Problem description:
Below are some records. Copy every line in them that holds "Give".

============

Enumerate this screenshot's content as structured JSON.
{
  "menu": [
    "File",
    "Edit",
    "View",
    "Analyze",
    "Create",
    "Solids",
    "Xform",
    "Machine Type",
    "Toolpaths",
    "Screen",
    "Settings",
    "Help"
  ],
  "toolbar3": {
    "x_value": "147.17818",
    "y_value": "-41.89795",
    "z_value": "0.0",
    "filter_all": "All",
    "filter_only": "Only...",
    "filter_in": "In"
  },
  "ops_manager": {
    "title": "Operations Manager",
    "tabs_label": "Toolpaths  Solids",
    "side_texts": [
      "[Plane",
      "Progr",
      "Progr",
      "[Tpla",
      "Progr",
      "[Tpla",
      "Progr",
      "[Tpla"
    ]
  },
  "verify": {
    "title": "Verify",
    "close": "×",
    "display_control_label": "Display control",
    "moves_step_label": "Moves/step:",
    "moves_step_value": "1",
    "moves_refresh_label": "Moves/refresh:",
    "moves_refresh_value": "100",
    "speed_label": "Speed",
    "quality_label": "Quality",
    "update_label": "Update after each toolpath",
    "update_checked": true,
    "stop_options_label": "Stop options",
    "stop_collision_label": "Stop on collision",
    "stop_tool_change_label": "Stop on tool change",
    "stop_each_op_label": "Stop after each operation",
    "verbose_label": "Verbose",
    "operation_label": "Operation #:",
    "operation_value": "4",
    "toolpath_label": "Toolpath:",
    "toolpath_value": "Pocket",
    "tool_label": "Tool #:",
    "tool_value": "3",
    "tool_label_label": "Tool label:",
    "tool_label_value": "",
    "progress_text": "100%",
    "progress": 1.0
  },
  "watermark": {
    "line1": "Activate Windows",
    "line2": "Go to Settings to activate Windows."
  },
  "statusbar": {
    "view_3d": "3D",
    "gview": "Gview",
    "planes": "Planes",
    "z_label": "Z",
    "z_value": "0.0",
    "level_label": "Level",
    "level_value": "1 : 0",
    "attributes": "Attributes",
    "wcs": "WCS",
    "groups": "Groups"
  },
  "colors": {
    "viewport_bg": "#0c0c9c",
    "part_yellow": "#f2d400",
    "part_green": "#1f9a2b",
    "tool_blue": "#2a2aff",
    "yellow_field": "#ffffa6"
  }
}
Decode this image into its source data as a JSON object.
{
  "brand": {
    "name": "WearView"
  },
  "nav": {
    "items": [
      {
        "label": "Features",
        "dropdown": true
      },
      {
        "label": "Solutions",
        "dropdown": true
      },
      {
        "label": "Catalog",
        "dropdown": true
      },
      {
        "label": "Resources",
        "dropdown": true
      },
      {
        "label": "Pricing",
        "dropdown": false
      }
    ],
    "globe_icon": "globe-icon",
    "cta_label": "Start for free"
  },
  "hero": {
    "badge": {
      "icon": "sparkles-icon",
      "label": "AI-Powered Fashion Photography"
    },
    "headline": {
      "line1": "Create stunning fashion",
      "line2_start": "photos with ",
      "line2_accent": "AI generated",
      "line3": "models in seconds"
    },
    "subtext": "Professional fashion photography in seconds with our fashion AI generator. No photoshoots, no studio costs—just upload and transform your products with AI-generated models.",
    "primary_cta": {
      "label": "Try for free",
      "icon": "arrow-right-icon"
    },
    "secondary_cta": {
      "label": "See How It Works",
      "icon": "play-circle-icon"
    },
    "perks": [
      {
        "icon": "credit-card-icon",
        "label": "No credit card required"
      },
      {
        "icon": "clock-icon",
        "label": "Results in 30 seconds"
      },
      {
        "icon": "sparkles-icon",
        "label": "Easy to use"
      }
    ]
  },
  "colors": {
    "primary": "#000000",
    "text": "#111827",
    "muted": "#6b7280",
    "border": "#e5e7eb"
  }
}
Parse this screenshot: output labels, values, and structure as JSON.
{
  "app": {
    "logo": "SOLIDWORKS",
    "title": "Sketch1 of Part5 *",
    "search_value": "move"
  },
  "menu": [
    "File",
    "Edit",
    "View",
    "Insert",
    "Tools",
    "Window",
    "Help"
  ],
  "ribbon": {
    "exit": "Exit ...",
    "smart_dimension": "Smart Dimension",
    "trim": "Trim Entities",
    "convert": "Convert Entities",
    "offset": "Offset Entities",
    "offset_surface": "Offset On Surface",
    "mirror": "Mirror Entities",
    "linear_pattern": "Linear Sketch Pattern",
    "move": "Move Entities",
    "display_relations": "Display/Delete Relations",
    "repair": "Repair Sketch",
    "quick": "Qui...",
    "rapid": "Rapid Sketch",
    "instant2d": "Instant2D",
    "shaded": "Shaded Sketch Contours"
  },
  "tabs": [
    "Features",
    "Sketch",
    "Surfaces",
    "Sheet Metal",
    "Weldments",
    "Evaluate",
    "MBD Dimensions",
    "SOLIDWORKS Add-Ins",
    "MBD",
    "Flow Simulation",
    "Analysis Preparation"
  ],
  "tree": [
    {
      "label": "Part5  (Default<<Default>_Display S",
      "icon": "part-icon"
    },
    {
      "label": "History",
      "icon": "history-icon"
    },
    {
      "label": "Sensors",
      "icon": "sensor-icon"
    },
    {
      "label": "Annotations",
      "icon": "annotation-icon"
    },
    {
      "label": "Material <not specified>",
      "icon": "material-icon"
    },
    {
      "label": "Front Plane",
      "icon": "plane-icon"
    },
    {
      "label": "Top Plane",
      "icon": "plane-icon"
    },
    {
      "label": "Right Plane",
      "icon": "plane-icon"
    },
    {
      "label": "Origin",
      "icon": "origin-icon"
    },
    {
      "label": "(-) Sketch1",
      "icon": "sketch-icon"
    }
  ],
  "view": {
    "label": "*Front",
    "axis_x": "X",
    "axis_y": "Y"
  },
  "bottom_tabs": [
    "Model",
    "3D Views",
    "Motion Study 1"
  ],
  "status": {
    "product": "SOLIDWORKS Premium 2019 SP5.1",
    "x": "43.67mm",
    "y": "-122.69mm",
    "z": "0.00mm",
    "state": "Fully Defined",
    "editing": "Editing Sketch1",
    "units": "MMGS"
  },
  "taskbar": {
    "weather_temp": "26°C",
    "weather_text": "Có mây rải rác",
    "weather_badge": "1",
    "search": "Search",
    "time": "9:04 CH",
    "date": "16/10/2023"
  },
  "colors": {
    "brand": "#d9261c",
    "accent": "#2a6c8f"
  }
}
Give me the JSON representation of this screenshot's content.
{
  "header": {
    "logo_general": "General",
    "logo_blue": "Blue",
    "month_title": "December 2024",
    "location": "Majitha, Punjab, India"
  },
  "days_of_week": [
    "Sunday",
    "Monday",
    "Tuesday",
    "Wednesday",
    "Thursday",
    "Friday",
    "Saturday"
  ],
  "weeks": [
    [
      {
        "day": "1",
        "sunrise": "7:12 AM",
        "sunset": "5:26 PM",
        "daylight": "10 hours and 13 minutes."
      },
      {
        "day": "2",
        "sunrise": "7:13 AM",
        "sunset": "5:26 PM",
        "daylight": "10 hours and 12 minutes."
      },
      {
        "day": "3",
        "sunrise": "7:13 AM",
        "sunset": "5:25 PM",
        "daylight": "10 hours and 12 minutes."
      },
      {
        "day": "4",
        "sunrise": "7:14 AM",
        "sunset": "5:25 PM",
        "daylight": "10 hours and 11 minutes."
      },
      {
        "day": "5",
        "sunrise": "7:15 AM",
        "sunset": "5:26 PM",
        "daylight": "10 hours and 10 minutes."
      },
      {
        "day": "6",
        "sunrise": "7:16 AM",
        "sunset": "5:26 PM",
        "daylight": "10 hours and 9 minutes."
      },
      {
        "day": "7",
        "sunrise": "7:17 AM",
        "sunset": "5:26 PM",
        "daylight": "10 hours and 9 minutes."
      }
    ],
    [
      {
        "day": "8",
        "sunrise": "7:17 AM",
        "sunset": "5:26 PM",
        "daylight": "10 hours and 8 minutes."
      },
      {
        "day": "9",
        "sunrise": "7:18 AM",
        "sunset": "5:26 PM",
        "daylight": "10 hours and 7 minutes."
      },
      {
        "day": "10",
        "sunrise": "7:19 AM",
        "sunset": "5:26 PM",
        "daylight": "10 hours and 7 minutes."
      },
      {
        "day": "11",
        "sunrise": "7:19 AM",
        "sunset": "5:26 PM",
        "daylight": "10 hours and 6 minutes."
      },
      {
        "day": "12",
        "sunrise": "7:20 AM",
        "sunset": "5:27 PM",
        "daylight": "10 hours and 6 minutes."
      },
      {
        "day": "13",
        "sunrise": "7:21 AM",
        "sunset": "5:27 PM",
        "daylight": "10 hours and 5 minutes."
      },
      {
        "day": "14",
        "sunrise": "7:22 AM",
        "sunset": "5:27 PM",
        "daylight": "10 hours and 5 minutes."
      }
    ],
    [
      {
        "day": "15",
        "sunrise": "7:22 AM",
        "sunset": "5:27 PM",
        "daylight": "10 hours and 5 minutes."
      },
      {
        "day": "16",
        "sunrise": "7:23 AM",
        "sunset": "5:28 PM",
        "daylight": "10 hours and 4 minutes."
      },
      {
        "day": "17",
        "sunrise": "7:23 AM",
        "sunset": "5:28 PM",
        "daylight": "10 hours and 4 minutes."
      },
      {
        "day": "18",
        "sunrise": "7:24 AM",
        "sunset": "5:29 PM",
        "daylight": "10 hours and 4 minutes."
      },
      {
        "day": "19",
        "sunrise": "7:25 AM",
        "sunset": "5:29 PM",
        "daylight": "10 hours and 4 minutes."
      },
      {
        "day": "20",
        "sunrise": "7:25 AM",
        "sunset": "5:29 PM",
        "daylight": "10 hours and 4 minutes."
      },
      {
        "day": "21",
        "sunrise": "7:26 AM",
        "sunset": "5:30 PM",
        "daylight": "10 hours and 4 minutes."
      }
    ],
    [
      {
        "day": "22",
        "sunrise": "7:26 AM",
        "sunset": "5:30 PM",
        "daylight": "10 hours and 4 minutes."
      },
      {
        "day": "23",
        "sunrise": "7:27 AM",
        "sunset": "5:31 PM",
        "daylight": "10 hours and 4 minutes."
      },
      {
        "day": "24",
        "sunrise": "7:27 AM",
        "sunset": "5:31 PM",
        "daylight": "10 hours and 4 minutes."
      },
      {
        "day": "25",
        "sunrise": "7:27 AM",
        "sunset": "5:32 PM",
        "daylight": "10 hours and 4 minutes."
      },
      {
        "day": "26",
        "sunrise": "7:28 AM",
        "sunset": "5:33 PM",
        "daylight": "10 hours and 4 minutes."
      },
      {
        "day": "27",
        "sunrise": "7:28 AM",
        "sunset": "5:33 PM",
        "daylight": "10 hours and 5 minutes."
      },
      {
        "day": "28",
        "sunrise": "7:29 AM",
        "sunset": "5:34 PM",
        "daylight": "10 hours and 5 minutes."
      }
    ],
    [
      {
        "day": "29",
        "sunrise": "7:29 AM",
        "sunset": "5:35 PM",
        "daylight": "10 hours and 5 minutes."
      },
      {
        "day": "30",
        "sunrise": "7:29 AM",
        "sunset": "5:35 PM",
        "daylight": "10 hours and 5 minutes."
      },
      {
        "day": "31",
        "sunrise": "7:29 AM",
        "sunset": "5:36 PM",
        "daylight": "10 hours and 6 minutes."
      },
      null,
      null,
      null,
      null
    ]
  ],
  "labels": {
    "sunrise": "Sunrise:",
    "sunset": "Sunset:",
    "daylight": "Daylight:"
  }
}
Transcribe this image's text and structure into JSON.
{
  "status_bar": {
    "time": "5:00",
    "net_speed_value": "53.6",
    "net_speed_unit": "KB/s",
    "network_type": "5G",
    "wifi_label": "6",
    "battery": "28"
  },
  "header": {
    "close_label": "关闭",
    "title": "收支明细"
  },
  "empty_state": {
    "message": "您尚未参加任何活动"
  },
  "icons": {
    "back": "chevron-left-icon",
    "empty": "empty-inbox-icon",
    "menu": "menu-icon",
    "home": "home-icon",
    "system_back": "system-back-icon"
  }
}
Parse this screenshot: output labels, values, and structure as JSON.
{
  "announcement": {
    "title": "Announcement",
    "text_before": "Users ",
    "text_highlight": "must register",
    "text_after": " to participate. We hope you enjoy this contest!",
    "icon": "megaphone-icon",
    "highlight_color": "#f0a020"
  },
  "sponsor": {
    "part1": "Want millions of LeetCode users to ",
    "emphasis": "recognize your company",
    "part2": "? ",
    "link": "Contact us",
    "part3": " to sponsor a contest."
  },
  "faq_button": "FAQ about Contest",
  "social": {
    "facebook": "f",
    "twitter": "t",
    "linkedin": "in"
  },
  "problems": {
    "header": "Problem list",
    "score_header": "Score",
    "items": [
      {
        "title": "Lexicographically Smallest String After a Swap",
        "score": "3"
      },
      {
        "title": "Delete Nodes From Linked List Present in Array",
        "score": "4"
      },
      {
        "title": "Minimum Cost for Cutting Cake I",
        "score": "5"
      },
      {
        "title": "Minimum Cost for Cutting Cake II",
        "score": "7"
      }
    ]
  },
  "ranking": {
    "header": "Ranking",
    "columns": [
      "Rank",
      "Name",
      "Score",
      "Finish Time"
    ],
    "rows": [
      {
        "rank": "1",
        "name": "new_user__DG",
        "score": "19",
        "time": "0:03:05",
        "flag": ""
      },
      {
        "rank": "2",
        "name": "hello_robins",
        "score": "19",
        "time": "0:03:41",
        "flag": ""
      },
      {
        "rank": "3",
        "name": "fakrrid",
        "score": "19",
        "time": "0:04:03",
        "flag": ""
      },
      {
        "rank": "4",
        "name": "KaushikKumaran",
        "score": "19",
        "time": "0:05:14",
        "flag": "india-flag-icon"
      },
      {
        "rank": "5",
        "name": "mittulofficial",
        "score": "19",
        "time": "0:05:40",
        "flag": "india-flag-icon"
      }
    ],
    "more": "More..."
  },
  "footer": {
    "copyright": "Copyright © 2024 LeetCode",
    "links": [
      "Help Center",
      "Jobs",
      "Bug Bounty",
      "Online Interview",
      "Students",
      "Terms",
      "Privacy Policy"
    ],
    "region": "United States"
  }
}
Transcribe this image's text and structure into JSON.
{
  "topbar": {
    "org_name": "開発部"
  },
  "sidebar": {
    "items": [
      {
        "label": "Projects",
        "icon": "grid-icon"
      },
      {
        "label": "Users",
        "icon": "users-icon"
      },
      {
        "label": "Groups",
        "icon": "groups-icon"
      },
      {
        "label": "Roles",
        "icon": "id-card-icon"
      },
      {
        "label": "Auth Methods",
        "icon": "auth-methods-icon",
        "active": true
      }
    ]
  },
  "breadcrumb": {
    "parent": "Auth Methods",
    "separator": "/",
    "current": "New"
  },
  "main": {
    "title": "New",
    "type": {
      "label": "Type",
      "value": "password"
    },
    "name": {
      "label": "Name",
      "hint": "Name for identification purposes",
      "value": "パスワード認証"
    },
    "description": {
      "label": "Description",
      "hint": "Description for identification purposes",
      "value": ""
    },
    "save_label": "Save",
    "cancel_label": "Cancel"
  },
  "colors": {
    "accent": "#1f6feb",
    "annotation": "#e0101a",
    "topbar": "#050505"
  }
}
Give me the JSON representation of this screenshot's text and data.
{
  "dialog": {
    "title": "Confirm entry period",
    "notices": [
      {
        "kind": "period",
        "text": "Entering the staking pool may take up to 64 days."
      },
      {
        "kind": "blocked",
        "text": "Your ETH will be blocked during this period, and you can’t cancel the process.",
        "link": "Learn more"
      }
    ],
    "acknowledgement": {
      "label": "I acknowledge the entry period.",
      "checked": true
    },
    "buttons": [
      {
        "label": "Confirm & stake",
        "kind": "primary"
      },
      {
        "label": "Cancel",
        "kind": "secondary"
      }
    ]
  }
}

============

Problem solution:
Give me the JSON representation of this screenshot's content.
Give me the JSON representation of this screenshot's text and data.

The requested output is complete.